PROBLEM: Look through the data and write out every line with the word "JSON" in it.

RECORDS SHOWN:

-------------------------

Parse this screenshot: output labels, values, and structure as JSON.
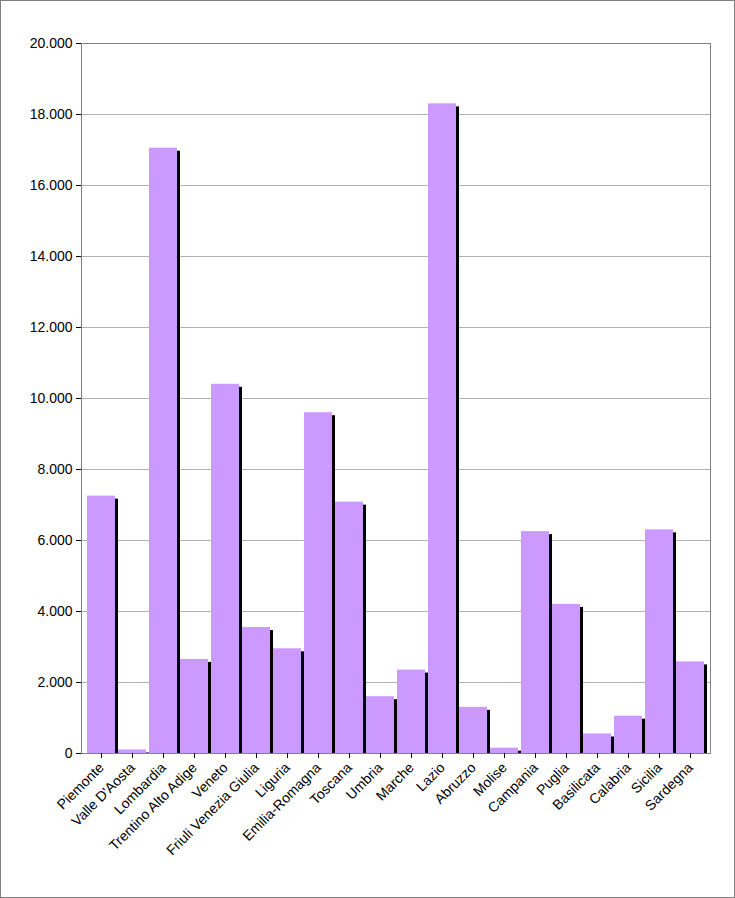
{
  "chart_data": {
    "type": "bar",
    "categories": [
      "Piemonte",
      "Valle D'Aosta",
      "Lombardia",
      "Trentino Alto Adige",
      "Veneto",
      "Friuli Venezia Giulia",
      "Liguria",
      "Emilia-Romagna",
      "Toscana",
      "Umbria",
      "Marche",
      "Lazio",
      "Abruzzo",
      "Molise",
      "Campania",
      "Puglia",
      "Basilicata",
      "Calabria",
      "Sicilia",
      "Sardegna"
    ],
    "values": [
      7250,
      100,
      17050,
      2650,
      10400,
      3550,
      2950,
      9600,
      7080,
      1600,
      2350,
      18300,
      1300,
      150,
      6250,
      4200,
      550,
      1050,
      6300,
      2580
    ],
    "color": "#cc99ff",
    "ylim": [
      0,
      20000
    ],
    "yticks": [
      0,
      {
        "value": 2000,
        "label": "2.000"
      },
      {
        "value": 4000,
        "label": "4.000"
      },
      {
        "value": 6000,
        "label": "6.000"
      },
      {
        "value": 8000,
        "label": "8.000"
      },
      {
        "value": 10000,
        "label": "10.000"
      },
      {
        "value": 12000,
        "label": "12.000"
      },
      {
        "value": 14000,
        "label": "14.000"
      },
      {
        "value": 16000,
        "label": "16.000"
      },
      {
        "value": 18000,
        "label": "18.000"
      },
      {
        "value": 20000,
        "label": "20.000"
      }
    ],
    "grid": true
  }
}
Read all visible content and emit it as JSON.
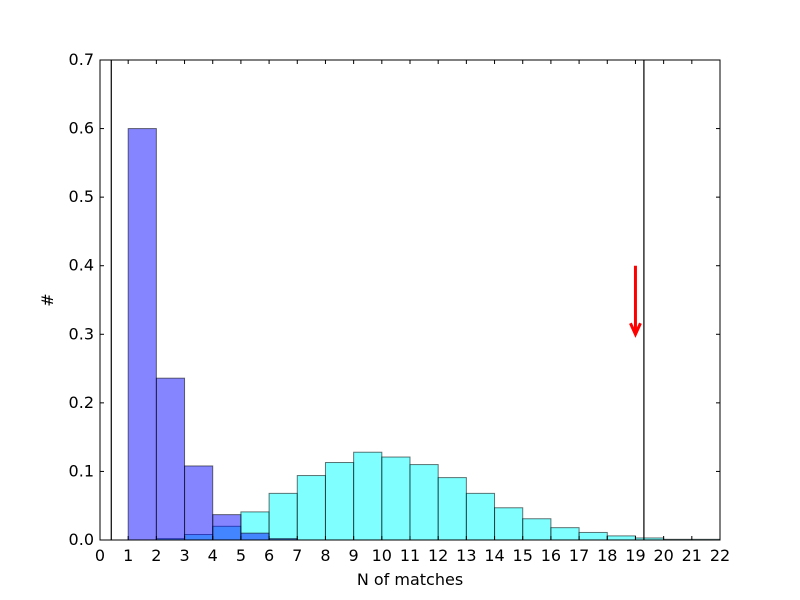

-------------------------

TASK RESPONSE:
Parse this screenshot: output labels, values, and structure as JSON.
Read all visible content and emit it as JSON.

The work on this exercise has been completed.